---- Extrait présenté

Il 2018 segna la fine delle commemorazioni del centenario della Prima Guerra Mondiale, che ha devastato l'umanità e trasformato radicalmente la geografia europea, e le cui ripercussioni arrivano fino ai giorni nostri.

di Cecilia Cohen Hemsi Nizza

Le 11 novembre 1918 l’armistice entre la France et l’Allemagne conclut la guerre. À la Conférence de Paix de Versailles, l’Allemagne, considérée la principale responsable du conflit et des immenses destructions sur le territoire français, est soumise à des réparations très lourdes soit du point de vue économique (132 milliards de marks or), soit de la perte d’un septième de son territoire. La France récupère l’Alsace Lorraine, perdue lors de la guerre franco-prussienne de 1870 et en 1923 occupe la Ruhr, afin d’obliger l’Allemagne à payer les indemnités. Au-delà de la nécessité réelle de les récupérer, une volonté punitive guide la France. Mais l’Allemagne n’est pas en mesure de faire face à ses dettes, malgré le soutien des États-Unis jusqu’à la grande crise de 1929.

Premières conséquences politiques

En novembre 1919 ont lieu les élections législatives, qui, à cause de la guerre, n’avaient pas pu se tenir au printemps 1918. Le Bloc National, une coalition de droite et centre-droite, remporte la victoire et gouverne jusqu’en 1924.
Mais la vie du gouvernement n’est pas facile, surtout en raison du désaccord entre les partis sur l’attitude envers l’Allemagne. Constatant la grave crise où se trouve le pays, le Président du Conseil et Ministre des Affaires Étrangères, Aristide Briand, est favorable à une ligne plus conciliante, en accord avec la Grande Bretagne qui craint que la crise allemande ne se répercute sur son économie, l’Allemagne étant son second partenaire commercial. Le 5 janvier 1922 une réunion des pays victorieux est organisée à Cannes où on décide d’accorder à l’Allemagne un délai de paiement. En contrepartie, la Grande Bretagne s’engage à assurer la sécurité de la France en cas d’agression. La Chambre des Députés approuve la décision, mais face à l’opposition très forte dans le pays, Aristide Briand démissionne.
La politique se divise aussi sur un autre sujet, qui va intéresser également le monde de la culture : la question du bolchévisme et l’attitude envers la révolution russe. Le Bloc National est ouvertement hostile, alors que la Section Française de l’Internationale Ouvrière (SFIO) est secouée par de profondes divisions entre les sympathisants et les opposants au régime soviétique. En décembre 1920, à Tours se réunit la 18ème Assemblée nationale de la SFIO, pour se prononcer sur l’adhésion à l’Internationale communiste (Komintern en russe), créée par Lénine en 1919. Mais l’adhésion demande à la SFIO de s’engager à respecter 21 conditions, ce qui de fait placerait les adhérents sous la complète autorité du Komintern. Bien que majoritaire, la frange la plus extrême de la SFIO face à l’hostilité des opposants, quitte le parti et fonde la SFIC (Section française de l’Internationale communiste), devenue Parti communiste en 1943. Sur les mêmes positions du SFIC, en décembre 1921, naît la Confédération Générale du Travail Unitaire.

--------
---- Données enregistrées

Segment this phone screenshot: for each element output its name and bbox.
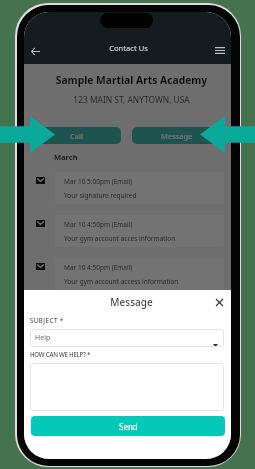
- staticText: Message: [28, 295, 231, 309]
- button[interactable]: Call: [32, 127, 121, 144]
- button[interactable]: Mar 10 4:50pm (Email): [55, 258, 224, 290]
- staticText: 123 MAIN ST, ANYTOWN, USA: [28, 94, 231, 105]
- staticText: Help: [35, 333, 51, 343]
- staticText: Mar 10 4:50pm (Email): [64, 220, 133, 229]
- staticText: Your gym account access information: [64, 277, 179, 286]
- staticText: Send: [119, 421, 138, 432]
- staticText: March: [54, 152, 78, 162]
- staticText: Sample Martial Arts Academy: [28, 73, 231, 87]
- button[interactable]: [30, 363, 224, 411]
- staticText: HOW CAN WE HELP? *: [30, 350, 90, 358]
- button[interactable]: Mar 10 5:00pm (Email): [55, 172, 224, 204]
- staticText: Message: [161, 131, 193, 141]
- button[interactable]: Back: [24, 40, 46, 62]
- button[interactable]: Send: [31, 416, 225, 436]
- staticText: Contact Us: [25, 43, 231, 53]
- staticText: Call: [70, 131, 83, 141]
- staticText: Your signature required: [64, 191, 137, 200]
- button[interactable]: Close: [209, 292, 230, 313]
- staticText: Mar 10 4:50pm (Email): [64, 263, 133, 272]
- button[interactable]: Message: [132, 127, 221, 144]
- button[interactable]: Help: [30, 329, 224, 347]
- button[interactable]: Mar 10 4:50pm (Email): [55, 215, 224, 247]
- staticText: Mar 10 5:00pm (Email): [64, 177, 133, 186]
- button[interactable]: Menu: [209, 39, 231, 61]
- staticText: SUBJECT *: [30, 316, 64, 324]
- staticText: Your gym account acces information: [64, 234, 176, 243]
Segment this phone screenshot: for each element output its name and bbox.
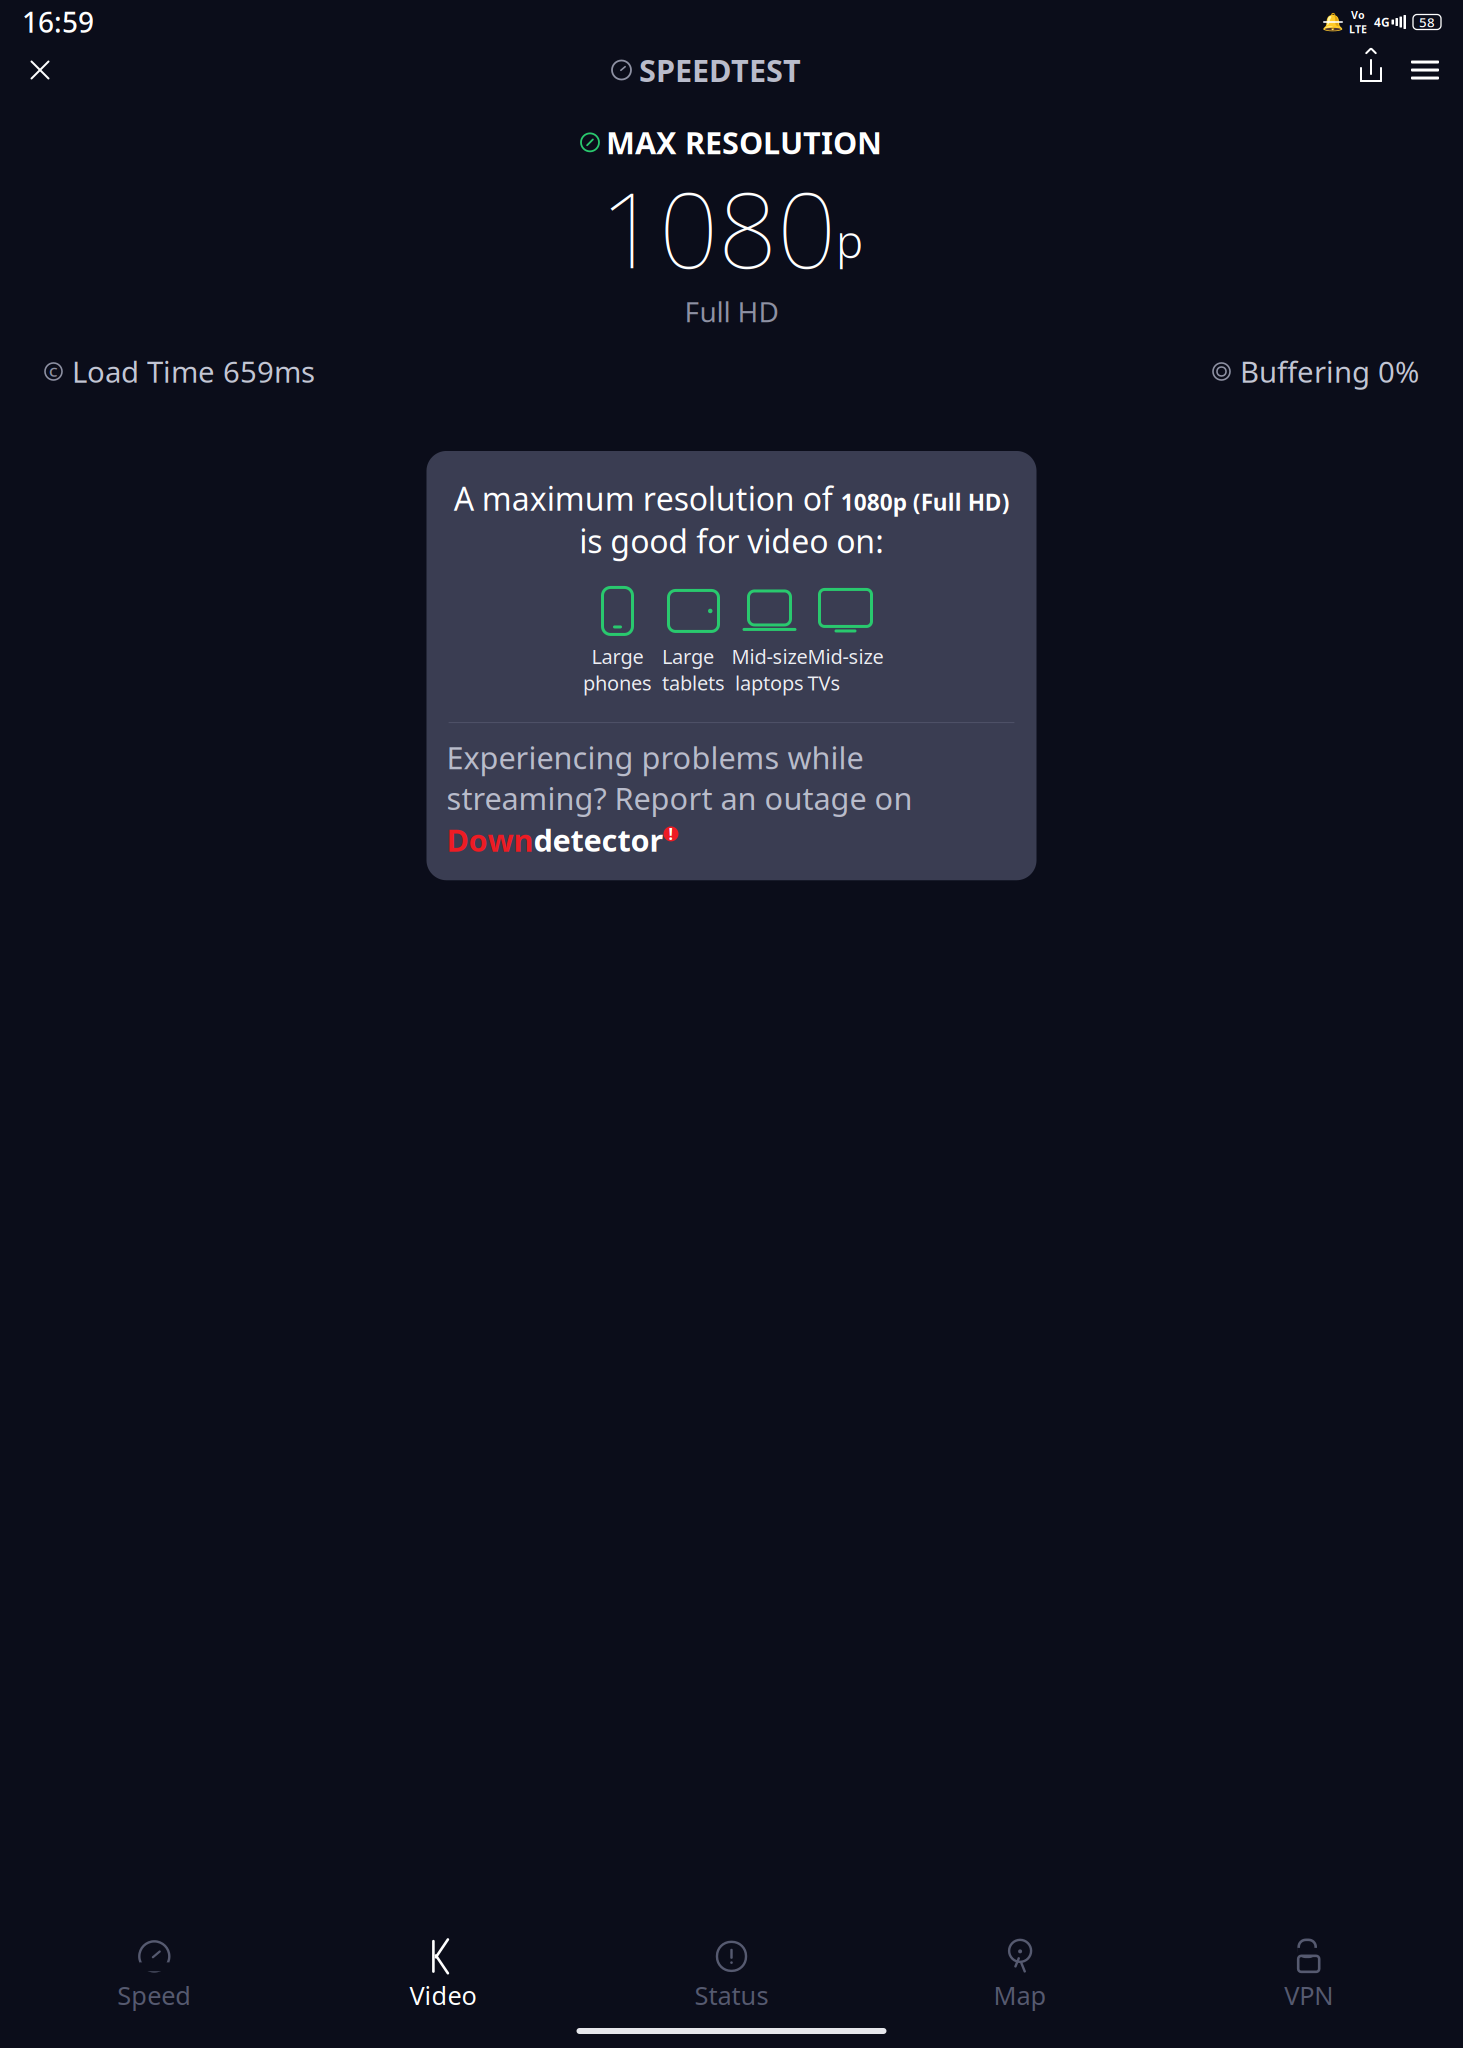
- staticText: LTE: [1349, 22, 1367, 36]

--------

• Consigne:
Restituez mot pour mot le passage de l'extrait présenté qui commence par « Le 11 novembre » et se termine par « crise de 1929. ».

• Réponse attendue:
Le 11 novembre 1918 l’armistice entre la France et l’Allemagne conclut la guerre. À la Conférence de Paix de Versailles, l’Allemagne, considérée la principale responsable du conflit et des immenses destructions sur le territoire français, est soumise à des réparations très lourdes soit du point de vue économique (132 milliards de marks or), soit de la perte d’un septième de son territoire. La France récupère l’Alsace Lorraine, perdue lors de la guerre franco-prussienne de 1870 et en 1923 occupe la Ruhr, afin d’obliger l’Allemagne à payer les indemnités. Au-delà de la nécessité réelle de les récupérer, une volonté punitive guide la France. Mais l’Allemagne n’est pas en mesure de faire face à ses dettes, malgré le soutien des États-Unis jusqu’à la grande crise de 1929.